Exercise: Copy every record below exactly.

Data:
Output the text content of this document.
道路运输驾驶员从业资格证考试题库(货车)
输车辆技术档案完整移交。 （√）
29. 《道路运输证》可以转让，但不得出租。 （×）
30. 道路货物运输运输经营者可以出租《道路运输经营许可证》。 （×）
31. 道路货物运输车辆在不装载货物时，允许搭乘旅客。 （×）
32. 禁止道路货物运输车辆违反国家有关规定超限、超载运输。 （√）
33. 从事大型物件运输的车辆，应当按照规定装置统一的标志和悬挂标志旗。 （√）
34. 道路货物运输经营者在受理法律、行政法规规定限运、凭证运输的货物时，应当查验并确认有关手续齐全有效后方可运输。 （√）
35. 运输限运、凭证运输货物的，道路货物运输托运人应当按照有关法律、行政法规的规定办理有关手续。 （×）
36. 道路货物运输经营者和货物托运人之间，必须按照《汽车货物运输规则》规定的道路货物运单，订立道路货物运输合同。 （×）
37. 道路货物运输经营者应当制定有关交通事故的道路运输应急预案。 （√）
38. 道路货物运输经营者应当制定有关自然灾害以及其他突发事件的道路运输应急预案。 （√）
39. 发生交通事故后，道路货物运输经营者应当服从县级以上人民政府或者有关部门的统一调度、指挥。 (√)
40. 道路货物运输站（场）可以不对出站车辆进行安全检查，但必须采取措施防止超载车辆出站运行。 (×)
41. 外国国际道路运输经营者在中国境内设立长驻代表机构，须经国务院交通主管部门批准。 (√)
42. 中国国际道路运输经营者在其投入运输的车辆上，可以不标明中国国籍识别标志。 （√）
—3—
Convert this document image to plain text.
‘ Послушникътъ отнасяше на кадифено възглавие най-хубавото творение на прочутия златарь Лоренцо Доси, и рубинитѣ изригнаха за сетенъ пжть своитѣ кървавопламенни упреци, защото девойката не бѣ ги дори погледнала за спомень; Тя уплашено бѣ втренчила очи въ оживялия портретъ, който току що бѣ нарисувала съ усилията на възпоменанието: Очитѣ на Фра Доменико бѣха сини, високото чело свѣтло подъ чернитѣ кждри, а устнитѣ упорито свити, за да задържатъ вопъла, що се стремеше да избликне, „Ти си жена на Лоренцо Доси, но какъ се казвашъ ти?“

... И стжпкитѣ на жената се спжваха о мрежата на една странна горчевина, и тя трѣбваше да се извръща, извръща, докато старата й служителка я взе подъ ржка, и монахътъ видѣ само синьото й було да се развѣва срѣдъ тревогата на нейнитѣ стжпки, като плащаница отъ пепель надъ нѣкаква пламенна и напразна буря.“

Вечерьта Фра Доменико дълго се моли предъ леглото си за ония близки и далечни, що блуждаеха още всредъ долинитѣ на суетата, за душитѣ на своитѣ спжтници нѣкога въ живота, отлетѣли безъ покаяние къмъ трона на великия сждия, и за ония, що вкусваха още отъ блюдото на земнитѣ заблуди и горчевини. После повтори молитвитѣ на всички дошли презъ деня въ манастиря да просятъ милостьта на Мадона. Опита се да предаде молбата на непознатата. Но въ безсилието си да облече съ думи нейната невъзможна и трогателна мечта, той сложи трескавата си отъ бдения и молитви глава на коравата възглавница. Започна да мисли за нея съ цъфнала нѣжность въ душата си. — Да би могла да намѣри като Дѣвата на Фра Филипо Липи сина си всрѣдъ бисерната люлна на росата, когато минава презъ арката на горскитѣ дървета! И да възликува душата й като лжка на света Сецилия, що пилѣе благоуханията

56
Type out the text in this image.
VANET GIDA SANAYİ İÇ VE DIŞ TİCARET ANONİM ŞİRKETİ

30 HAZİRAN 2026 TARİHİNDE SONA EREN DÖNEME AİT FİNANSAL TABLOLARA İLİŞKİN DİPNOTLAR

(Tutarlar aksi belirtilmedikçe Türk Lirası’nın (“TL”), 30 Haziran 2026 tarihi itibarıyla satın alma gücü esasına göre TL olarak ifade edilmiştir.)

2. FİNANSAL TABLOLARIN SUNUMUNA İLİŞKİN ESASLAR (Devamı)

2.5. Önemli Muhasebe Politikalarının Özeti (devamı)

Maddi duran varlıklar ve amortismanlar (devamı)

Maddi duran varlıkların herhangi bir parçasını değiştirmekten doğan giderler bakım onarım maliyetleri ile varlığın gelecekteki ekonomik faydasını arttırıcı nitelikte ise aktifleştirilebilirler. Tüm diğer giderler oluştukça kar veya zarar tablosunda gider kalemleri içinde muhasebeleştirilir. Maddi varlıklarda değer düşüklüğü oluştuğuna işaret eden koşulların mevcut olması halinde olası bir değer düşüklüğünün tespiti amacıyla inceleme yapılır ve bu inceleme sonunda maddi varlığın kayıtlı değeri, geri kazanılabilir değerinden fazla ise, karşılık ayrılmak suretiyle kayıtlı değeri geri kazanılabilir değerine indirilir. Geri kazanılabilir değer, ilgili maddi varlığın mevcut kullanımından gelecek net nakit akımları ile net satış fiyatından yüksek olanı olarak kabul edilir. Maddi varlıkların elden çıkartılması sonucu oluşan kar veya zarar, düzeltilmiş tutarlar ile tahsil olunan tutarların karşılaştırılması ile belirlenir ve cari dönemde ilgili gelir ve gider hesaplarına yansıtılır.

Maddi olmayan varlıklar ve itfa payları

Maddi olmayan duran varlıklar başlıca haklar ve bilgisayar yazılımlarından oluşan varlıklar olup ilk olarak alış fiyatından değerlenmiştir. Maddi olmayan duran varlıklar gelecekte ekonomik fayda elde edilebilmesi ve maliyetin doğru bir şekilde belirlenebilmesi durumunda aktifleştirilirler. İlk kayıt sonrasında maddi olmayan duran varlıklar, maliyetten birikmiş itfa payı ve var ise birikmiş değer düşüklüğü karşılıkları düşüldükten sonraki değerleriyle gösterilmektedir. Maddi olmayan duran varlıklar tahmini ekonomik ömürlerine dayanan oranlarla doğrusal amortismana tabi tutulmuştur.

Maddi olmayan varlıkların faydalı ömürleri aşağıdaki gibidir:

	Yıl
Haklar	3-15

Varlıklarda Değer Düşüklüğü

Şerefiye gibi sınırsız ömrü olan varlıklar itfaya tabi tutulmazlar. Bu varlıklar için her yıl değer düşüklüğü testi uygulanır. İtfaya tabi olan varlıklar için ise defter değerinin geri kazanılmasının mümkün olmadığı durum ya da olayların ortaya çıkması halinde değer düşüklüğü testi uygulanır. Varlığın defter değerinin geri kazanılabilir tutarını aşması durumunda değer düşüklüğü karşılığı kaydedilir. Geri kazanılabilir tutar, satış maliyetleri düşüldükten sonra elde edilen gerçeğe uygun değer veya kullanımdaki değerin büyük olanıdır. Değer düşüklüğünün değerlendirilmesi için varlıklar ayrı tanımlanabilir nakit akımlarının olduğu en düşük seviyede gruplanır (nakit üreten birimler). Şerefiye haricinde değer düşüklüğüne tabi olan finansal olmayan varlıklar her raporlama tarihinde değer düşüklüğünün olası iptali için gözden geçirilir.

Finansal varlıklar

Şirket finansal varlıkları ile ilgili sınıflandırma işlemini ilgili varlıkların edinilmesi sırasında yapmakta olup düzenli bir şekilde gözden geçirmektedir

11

Written response:
Output the text content of this document.
道路运输驾驶员从业资格证考试题库(货车)
输车辆技术档案完整移交。 （√）
29. 《道路运输证》可以转让，但不得出租。 （×）
30. 道路货物运输运输经营者可以出租《道路运输经营许可证》。 （×）
31. 道路货物运输车辆在不装载货物时，允许搭乘旅客。 （×）
32. 禁止道路货物运输车辆违反国家有关规定超限、超载运输。 （√）
33. 从事大型物件运输的车辆，应当按照规定装置统一的标志和悬挂标志旗。 （√）
34. 道路货物运输经营者在受理法律、行政法规规定限运、凭证运输的货物时，应当查验并确认有关手续齐全有效后方可运输。 （√）
35. 运输限运、凭证运输货物的，道路货物运输托运人应当按照有关法律、行政法规的规定办理有关手续。 （×）
36. 道路货物运输经营者和货物托运人之间，必须按照《汽车货物运输规则》规定的道路货物运单，订立道路货物运输合同。 （×）
37. 道路货物运输经营者应当制定有关交通事故的道路运输应急预案。 （√）
38. 道路货物运输经营者应当制定有关自然灾害以及其他突发事件的道路运输应急预案。 （√）
39. 发生交通事故后，道路货物运输经营者应当服从县级以上人民政府或者有关部门的统一调度、指挥。 (√)
40. 道路货物运输站（场）可以不对出站车辆进行安全检查，但必须采取措施防止超载车辆出站运行。 (×)
41. 外国国际道路运输经营者在中国境内设立长驻代表机构，须经国务院交通主管部门批准。 (√)
42. 中国国际道路运输经营者在其投入运输的车辆上，可以不标明中国国籍识别标志。 （√）
—3—
Convert this document image to plain text.
‘ Послушникътъ отнасяше на кадифено възглавие най-хубавото творение на прочутия златарь Лоренцо Доси, и рубинитѣ изригнаха за сетенъ пжть своитѣ кървавопламенни упреци, защото девойката не бѣ ги дори погледнала за спомень; Тя уплашено бѣ втренчила очи въ оживялия портретъ, който току що бѣ нарисувала съ усилията на възпоменанието: Очитѣ на Фра Доменико бѣха сини, високото чело свѣтло подъ чернитѣ кждри, а устнитѣ упорито свити, за да задържатъ вопъла, що се стремеше да избликне, „Ти си жена на Лоренцо Доси, но какъ се казвашъ ти?“

... И стжпкитѣ на жената се спжваха о мрежата на една странна горчевина, и тя трѣбваше да се извръща, извръща, докато старата й служителка я взе подъ ржка, и монахътъ видѣ само синьото й було да се развѣва срѣдъ тревогата на нейнитѣ стжпки, като плащаница отъ пепель надъ нѣкаква пламенна и напразна буря.“

Вечерьта Фра Доменико дълго се моли предъ леглото си за ония близки и далечни, що блуждаеха още всредъ долинитѣ на суетата, за душитѣ на своитѣ спжтници нѣкога въ живота, отлетѣли безъ покаяние къмъ трона на великия сждия, и за ония, що вкусваха още отъ блюдото на земнитѣ заблуди и горчевини. После повтори молитвитѣ на всички дошли презъ деня въ манастиря да просятъ милостьта на Мадона. Опита се да предаде молбата на непознатата. Но въ безсилието си да облече съ думи нейната невъзможна и трогателна мечта, той сложи трескавата си отъ бдения и молитви глава на коравата възглавница. Започна да мисли за нея съ цъфнала нѣжность въ душата си. — Да би могла да намѣри като Дѣвата на Фра Филипо Липи сина си всрѣдъ бисерната люлна на росата, когато минава презъ арката на горскитѣ дървета! И да възликува душата й като лжка на света Сецилия, що пилѣе благоуханията

56
Type out the text in this image.
VANET GIDA SANAYİ İÇ VE DIŞ TİCARET ANONİM ŞİRKETİ

30 HAZİRAN 2026 TARİHİNDE SONA EREN DÖNEME AİT FİNANSAL TABLOLARA İLİŞKİN DİPNOTLAR

(Tutarlar aksi belirtilmedikçe Türk Lirası’nın (“TL”), 30 Haziran 2026 tarihi itibarıyla satın alma gücü esasına göre TL olarak ifade edilmiştir.)

2. FİNANSAL TABLOLARIN SUNUMUNA İLİŞKİN ESASLAR (Devamı)

2.5. Önemli Muhasebe Politikalarının Özeti (devamı)

Maddi duran varlıklar ve amortismanlar (devamı)

Maddi duran varlıkların herhangi bir parçasını değiştirmekten doğan giderler bakım onarım maliyetleri ile varlığın gelecekteki ekonomik faydasını arttırıcı nitelikte ise aktifleştirilebilirler. Tüm diğer giderler oluştukça kar veya zarar tablosunda gider kalemleri içinde muhasebeleştirilir. Maddi varlıklarda değer düşüklüğü oluştuğuna işaret eden koşulların mevcut olması halinde olası bir değer düşüklüğünün tespiti amacıyla inceleme yapılır ve bu inceleme sonunda maddi varlığın kayıtlı değeri, geri kazanılabilir değerinden fazla ise, karşılık ayrılmak suretiyle kayıtlı değeri geri kazanılabilir değerine indirilir. Geri kazanılabilir değer, ilgili maddi varlığın mevcut kullanımından gelecek net nakit akımları ile net satış fiyatından yüksek olanı olarak kabul edilir. Maddi varlıkların elden çıkartılması sonucu oluşan kar veya zarar, düzeltilmiş tutarlar ile tahsil olunan tutarların karşılaştırılması ile belirlenir ve cari dönemde ilgili gelir ve gider hesaplarına yansıtılır.

Maddi olmayan varlıklar ve itfa payları

Maddi olmayan duran varlıklar başlıca haklar ve bilgisayar yazılımlarından oluşan varlıklar olup ilk olarak alış fiyatından değerlenmiştir. Maddi olmayan duran varlıklar gelecekte ekonomik fayda elde edilebilmesi ve maliyetin doğru bir şekilde belirlenebilmesi durumunda aktifleştirilirler. İlk kayıt sonrasında maddi olmayan duran varlıklar, maliyetten birikmiş itfa payı ve var ise birikmiş değer düşüklüğü karşılıkları düşüldükten sonraki değerleriyle gösterilmektedir. Maddi olmayan duran varlıklar tahmini ekonomik ömürlerine dayanan oranlarla doğrusal amortismana tabi tutulmuştur.

Maddi olmayan varlıkların faydalı ömürleri aşağıdaki gibidir:

	Yıl
Haklar	3-15

Varlıklarda Değer Düşüklüğü

Şerefiye gibi sınırsız ömrü olan varlıklar itfaya tabi tutulmazlar. Bu varlıklar için her yıl değer düşüklüğü testi uygulanır. İtfaya tabi olan varlıklar için ise defter değerinin geri kazanılmasının mümkün olmadığı durum ya da olayların ortaya çıkması halinde değer düşüklüğü testi uygulanır. Varlığın defter değerinin geri kazanılabilir tutarını aşması durumunda değer düşüklüğü karşılığı kaydedilir. Geri kazanılabilir tutar, satış maliyetleri düşüldükten sonra elde edilen gerçeğe uygun değer veya kullanımdaki değerin büyük olanıdır. Değer düşüklüğünün değerlendirilmesi için varlıklar ayrı tanımlanabilir nakit akımlarının olduğu en düşük seviyede gruplanır (nakit üreten birimler). Şerefiye haricinde değer düşüklüğüne tabi olan finansal olmayan varlıklar her raporlama tarihinde değer düşüklüğünün olası iptali için gözden geçirilir.

Finansal varlıklar

Şirket finansal varlıkları ile ilgili sınıflandırma işlemini ilgili varlıkların edinilmesi sırasında yapmakta olup düzenli bir şekilde gözden geçirmektedir

11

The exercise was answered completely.